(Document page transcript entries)
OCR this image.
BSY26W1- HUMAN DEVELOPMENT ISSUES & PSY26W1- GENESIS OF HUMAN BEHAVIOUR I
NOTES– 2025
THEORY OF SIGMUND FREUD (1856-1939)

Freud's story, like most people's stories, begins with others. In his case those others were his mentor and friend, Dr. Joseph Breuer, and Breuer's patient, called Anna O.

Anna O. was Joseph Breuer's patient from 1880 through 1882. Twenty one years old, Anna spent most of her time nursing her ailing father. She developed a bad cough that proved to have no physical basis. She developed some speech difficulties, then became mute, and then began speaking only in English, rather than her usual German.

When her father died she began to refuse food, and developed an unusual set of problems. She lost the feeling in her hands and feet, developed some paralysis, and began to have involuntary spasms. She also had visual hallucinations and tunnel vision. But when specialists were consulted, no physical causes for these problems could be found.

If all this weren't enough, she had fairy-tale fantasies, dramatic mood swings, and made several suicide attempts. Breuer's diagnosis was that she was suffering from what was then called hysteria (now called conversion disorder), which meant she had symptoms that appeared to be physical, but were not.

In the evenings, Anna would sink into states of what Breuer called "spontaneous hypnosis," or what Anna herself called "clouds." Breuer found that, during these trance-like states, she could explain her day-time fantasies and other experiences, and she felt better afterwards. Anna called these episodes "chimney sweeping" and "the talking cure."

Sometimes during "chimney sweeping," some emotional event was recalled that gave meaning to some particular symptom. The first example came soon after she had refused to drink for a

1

> [EXERCISE PROMPT]
Which lines above include the string "most"? Show them.

> [REPLY]
Freud's story, like most people's stories, begins with others. In his case those others were his mentor and friend, Dr. Joseph Breuer, and Breuer's patient, called Anna O.
Anna O. was Joseph Breuer's patient from 1880 through 1882. Twenty one years old, Anna spent most of her time nursing her ailing father. She developed a bad cough that proved to have no physical basis. She developed some speech difficulties, then became mute, and then began speaking only in English, rather than her usual German.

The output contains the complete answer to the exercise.